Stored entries

----

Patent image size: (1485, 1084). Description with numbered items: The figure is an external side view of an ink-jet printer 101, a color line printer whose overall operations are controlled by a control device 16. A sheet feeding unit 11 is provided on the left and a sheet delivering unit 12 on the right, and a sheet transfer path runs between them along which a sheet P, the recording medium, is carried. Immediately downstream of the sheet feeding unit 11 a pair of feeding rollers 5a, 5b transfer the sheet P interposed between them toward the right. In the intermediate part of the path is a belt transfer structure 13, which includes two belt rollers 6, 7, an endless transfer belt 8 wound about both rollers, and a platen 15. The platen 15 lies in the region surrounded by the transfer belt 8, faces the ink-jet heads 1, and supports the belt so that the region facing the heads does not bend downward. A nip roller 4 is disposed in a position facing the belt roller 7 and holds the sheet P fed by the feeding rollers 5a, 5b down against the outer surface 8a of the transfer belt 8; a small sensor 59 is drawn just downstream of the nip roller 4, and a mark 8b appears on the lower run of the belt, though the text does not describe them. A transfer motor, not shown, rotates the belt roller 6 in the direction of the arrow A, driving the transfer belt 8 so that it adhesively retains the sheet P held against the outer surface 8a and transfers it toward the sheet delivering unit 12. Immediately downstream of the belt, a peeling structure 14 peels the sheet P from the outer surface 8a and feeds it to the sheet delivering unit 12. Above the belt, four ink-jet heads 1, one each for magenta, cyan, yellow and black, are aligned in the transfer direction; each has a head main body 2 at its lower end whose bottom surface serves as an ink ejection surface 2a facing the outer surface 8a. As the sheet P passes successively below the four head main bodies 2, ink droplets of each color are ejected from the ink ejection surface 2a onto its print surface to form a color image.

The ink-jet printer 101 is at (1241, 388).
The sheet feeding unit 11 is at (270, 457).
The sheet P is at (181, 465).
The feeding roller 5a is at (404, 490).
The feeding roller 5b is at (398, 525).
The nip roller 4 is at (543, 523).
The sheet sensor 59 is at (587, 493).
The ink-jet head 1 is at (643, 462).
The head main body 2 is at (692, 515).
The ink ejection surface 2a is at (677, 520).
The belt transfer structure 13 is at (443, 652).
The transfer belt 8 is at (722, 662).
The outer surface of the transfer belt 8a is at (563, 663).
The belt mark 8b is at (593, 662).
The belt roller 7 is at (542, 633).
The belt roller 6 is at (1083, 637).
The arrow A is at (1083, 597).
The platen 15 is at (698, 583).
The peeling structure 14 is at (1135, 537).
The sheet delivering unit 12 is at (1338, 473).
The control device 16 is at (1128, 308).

----

Instruction: Write out every row above word for word, keeping each one unchanged.

Reply to the task:
Patent image size: (1485, 1084). Description with numbered items: The figure is an external side view of an ink-jet printer 101, a color line printer whose overall operations are controlled by a control device 16. A sheet feeding unit 11 is provided on the left and a sheet delivering unit 12 on the right, and a sheet transfer path runs between them along which a sheet P, the recording medium, is carried. Immediately downstream of the sheet feeding unit 11 a pair of feeding rollers 5a, 5b transfer the sheet P interposed between them toward the right. In the intermediate part of the path is a belt transfer structure 13, which includes two belt rollers 6, 7, an endless transfer belt 8 wound about both rollers, and a platen 15. The platen 15 lies in the region surrounded by the transfer belt 8, faces the ink-jet heads 1, and supports the belt so that the region facing the heads does not bend downward. A nip roller 4 is disposed in a position facing the belt roller 7 and holds the sheet P fed by the feeding rollers 5a, 5b down against the outer surface 8a of the transfer belt 8; a small sensor 59 is drawn just downstream of the nip roller 4, and a mark 8b appears on the lower run of the belt, though the text does not describe them. A transfer motor, not shown, rotates the belt roller 6 in the direction of the arrow A, driving the transfer belt 8 so that it adhesively retains the sheet P held against the outer surface 8a and transfers it toward the sheet delivering unit 12. Immediately downstream of the belt, a peeling structure 14 peels the sheet P from the outer surface 8a and feeds it to the sheet delivering unit 12. Above the belt, four ink-jet heads 1, one each for magenta, cyan, yellow and black, are aligned in the transfer direction; each has a head main body 2 at its lower end whose bottom surface serves as an ink ejection surface 2a facing the outer surface 8a. As the sheet P passes successively below the four head main bodies 2, ink droplets of each color are ejected from the ink ejection surface 2a onto its print surface to form a color image.

The ink-jet printer 101 is at (1241, 388).
The sheet feeding unit 11 is at (270, 457).
The sheet P is at (181, 465).
The feeding roller 5a is at (404, 490).
The feeding roller 5b is at (398, 525).
The nip roller 4 is at (543, 523).
The sheet sensor 59 is at (587, 493).
The ink-jet head 1 is at (643, 462).
The head main body 2 is at (692, 515).
The ink ejection surface 2a is at (677, 520).
The belt transfer structure 13 is at (443, 652).
The transfer belt 8 is at (722, 662).
The outer surface of the transfer belt 8a is at (563, 663).
The belt mark 8b is at (593, 662).
The belt roller 7 is at (542, 633).
The belt roller 6 is at (1083, 637).
The arrow A is at (1083, 597).
The platen 15 is at (698, 583).
The peeling structure 14 is at (1135, 537).
The sheet delivering unit 12 is at (1338, 473).
The control device 16 is at (1128, 308).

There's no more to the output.